The problem = The data below should be printed in full, exactly, and without any of its images.

+++ Supplied material

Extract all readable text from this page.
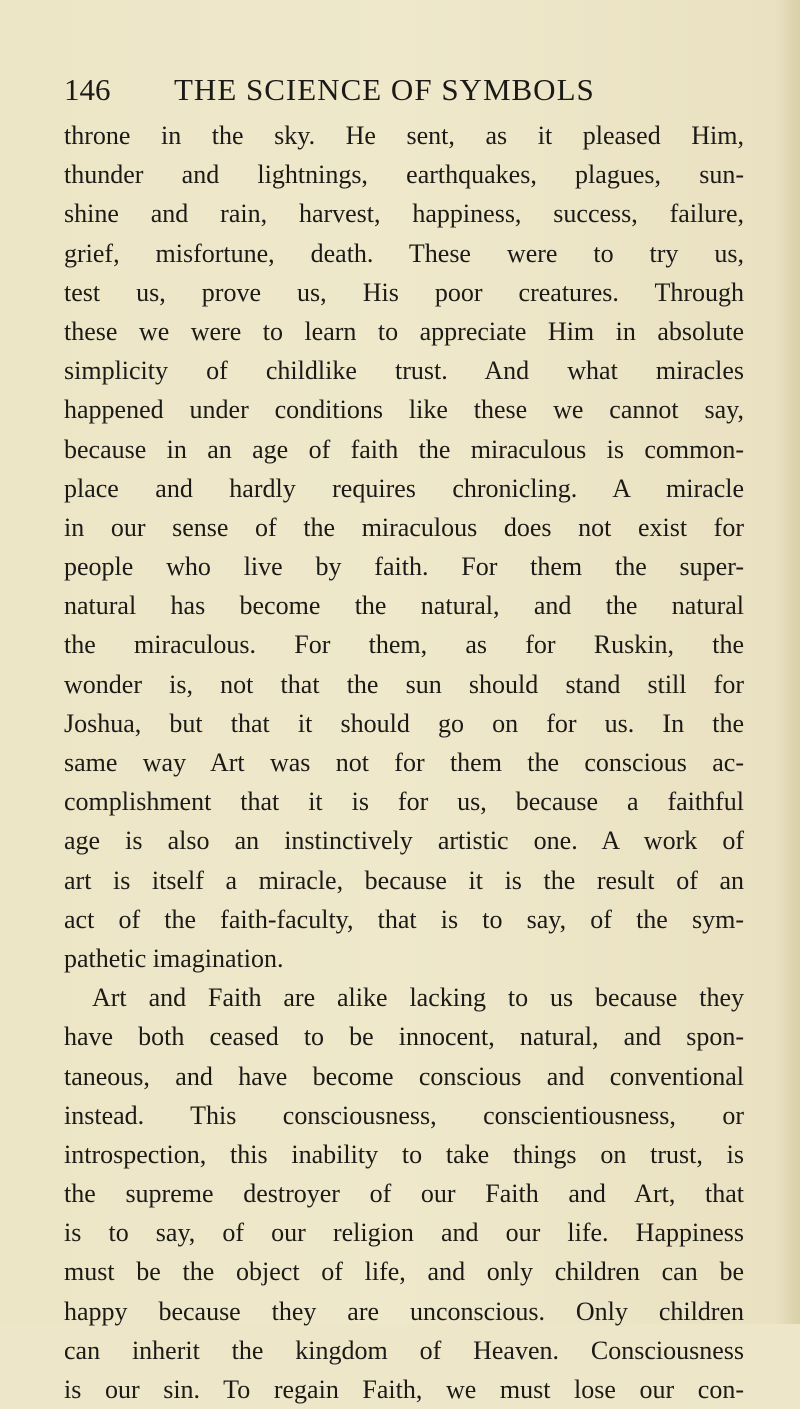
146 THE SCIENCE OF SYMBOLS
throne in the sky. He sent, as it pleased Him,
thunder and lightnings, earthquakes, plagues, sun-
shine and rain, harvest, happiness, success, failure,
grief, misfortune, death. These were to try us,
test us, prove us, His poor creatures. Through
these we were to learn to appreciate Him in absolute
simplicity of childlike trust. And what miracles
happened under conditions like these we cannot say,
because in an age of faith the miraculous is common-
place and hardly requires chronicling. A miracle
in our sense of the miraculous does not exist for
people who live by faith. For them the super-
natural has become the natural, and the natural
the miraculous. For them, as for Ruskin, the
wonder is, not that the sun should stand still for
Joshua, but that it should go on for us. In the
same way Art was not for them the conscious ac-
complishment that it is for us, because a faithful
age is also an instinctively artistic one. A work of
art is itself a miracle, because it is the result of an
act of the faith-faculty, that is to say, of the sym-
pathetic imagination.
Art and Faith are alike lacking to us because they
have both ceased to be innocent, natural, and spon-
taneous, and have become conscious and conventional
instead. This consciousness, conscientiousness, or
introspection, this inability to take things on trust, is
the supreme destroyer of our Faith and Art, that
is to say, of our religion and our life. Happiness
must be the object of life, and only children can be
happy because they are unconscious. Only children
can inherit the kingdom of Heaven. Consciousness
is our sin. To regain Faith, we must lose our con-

++++++

Result below =
Extract all readable text from this page.
146 THE SCIENCE OF SYMBOLS
throne in the sky. He sent, as it pleased Him,
thunder and lightnings, earthquakes, plagues, sun-
shine and rain, harvest, happiness, success, failure,
grief, misfortune, death. These were to try us,
test us, prove us, His poor creatures. Through
these we were to learn to appreciate Him in absolute
simplicity of childlike trust. And what miracles
happened under conditions like these we cannot say,
because in an age of faith the miraculous is common-
place and hardly requires chronicling. A miracle
in our sense of the miraculous does not exist for
people who live by faith. For them the super-
natural has become the natural, and the natural
the miraculous. For them, as for Ruskin, the
wonder is, not that the sun should stand still for
Joshua, but that it should go on for us. In the
same way Art was not for them the conscious ac-
complishment that it is for us, because a faithful
age is also an instinctively artistic one. A work of
art is itself a miracle, because it is the result of an
act of the faith-faculty, that is to say, of the sym-
pathetic imagination.
Art and Faith are alike lacking to us because they
have both ceased to be innocent, natural, and spon-
taneous, and have become conscious and conventional
instead. This consciousness, conscientiousness, or
introspection, this inability to take things on trust, is
the supreme destroyer of our Faith and Art, that
is to say, of our religion and our life. Happiness
must be the object of life, and only children can be
happy because they are unconscious. Only children
can inherit the kingdom of Heaven. Consciousness
is our sin. To regain Faith, we must lose our con-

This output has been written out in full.